◆ **WHAT THE TASK ASKS**:
Reproduce all the entries exactly and keep the pictures out.

◆ **PROVIDED RECORDS**:
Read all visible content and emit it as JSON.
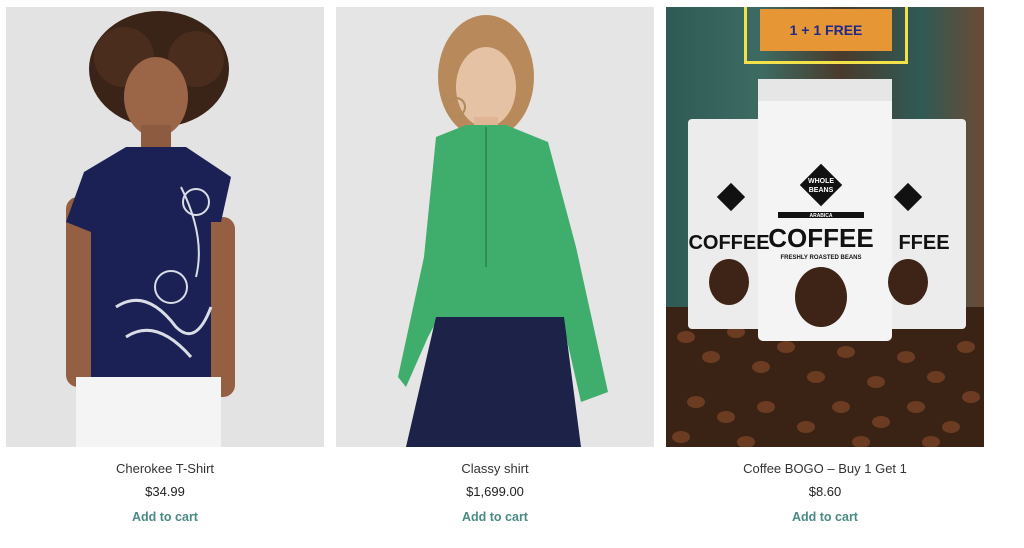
{
  "products": [
    {
      "title": "Cherokee T-Shirt",
      "price": "$34.99",
      "cta": "Add to cart"
    },
    {
      "title": "Classy shirt",
      "price": "$1,699.00",
      "cta": "Add to cart"
    },
    {
      "title": "Coffee BOGO – Buy 1 Get 1",
      "price": "$8.60",
      "cta": "Add to cart",
      "badge": "1 + 1 FREE",
      "bag": {
        "logo_line1": "WHOLE",
        "logo_line2": "BEANS",
        "small": "ARABICA",
        "main": "COFFEE",
        "sub": "FRESHLY ROASTED BEANS"
      }
    }
  ],
  "colors": {
    "cta": "#4a8a84",
    "badge_bg": "#e79636",
    "badge_border": "#f3e14a",
    "badge_text": "#1e2a8a"
  }
}
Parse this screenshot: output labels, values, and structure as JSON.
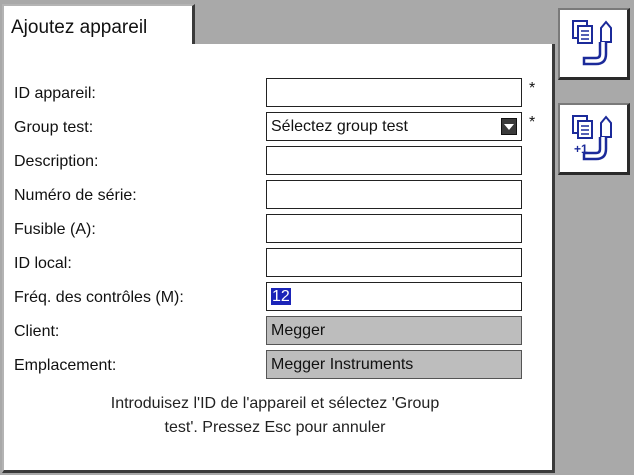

◆ **TASK ANSWER**:
Read all visible content and emit it as JSON.
{
  "products": [
    {
      "title": "Cherokee T-Shirt",
      "price": "$34.99",
      "cta": "Add to cart"
    },
    {
      "title": "Classy shirt",
      "price": "$1,699.00",
      "cta": "Add to cart"
    },
    {
      "title": "Coffee BOGO – Buy 1 Get 1",
      "price": "$8.60",
      "cta": "Add to cart",
      "badge": "1 + 1 FREE",
      "bag": {
        "logo_line1": "WHOLE",
        "logo_line2": "BEANS",
        "small": "ARABICA",
        "main": "COFFEE",
        "sub": "FRESHLY ROASTED BEANS"
      }
    }
  ],
  "colors": {
    "cta": "#4a8a84",
    "badge_bg": "#e79636",
    "badge_border": "#f3e14a",
    "badge_text": "#1e2a8a"
  }
}
Parse this screenshot: output labels, values, and structure as JSON.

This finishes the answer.